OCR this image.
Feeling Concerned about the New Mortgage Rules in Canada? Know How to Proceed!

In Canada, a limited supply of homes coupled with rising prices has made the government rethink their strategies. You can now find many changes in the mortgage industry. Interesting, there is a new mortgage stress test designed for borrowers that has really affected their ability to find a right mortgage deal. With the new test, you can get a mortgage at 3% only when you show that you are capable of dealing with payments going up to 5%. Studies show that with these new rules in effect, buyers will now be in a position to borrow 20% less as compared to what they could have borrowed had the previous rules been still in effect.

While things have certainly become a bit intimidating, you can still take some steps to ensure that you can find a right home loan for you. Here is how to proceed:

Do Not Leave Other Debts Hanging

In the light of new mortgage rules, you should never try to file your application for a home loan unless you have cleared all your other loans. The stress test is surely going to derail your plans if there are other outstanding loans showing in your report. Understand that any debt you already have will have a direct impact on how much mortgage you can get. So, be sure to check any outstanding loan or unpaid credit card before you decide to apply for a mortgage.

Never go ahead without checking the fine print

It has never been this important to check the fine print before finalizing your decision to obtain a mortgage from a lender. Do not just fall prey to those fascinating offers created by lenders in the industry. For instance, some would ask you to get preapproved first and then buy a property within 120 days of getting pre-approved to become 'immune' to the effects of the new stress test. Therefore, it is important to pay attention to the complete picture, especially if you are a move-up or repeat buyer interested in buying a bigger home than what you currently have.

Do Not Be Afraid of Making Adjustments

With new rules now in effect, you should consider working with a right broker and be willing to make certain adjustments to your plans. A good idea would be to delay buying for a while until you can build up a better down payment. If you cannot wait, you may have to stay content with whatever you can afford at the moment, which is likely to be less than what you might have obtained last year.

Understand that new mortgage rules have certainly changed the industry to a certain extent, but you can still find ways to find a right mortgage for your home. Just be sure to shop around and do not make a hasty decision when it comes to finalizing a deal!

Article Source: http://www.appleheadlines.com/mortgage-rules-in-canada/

*What you need to do*.
Type out the whole listing above again, exactly as it stands.

*Written solution*.
OCR this image.
Feeling Concerned about the New Mortgage Rules in Canada? Know How to Proceed!

In Canada, a limited supply of homes coupled with rising prices has made the government rethink their strategies. You can now find many changes in the mortgage industry. Interesting, there is a new mortgage stress test designed for borrowers that has really affected their ability to find a right mortgage deal. With the new test, you can get a mortgage at 3% only when you show that you are capable of dealing with payments going up to 5%. Studies show that with these new rules in effect, buyers will now be in a position to borrow 20% less as compared to what they could have borrowed had the previous rules been still in effect.

While things have certainly become a bit intimidating, you can still take some steps to ensure that you can find a right home loan for you. Here is how to proceed:

Do Not Leave Other Debts Hanging

In the light of new mortgage rules, you should never try to file your application for a home loan unless you have cleared all your other loans. The stress test is surely going to derail your plans if there are other outstanding loans showing in your report. Understand that any debt you already have will have a direct impact on how much mortgage you can get. So, be sure to check any outstanding loan or unpaid credit card before you decide to apply for a mortgage.

Never go ahead without checking the fine print

It has never been this important to check the fine print before finalizing your decision to obtain a mortgage from a lender. Do not just fall prey to those fascinating offers created by lenders in the industry. For instance, some would ask you to get preapproved first and then buy a property within 120 days of getting pre-approved to become 'immune' to the effects of the new stress test. Therefore, it is important to pay attention to the complete picture, especially if you are a move-up or repeat buyer interested in buying a bigger home than what you currently have.

Do Not Be Afraid of Making Adjustments

With new rules now in effect, you should consider working with a right broker and be willing to make certain adjustments to your plans. A good idea would be to delay buying for a while until you can build up a better down payment. If you cannot wait, you may have to stay content with whatever you can afford at the moment, which is likely to be less than what you might have obtained last year.

Understand that new mortgage rules have certainly changed the industry to a certain extent, but you can still find ways to find a right mortgage for your home. Just be sure to shop around and do not make a hasty decision when it comes to finalizing a deal!

Article Source: http://www.appleheadlines.com/mortgage-rules-in-canada/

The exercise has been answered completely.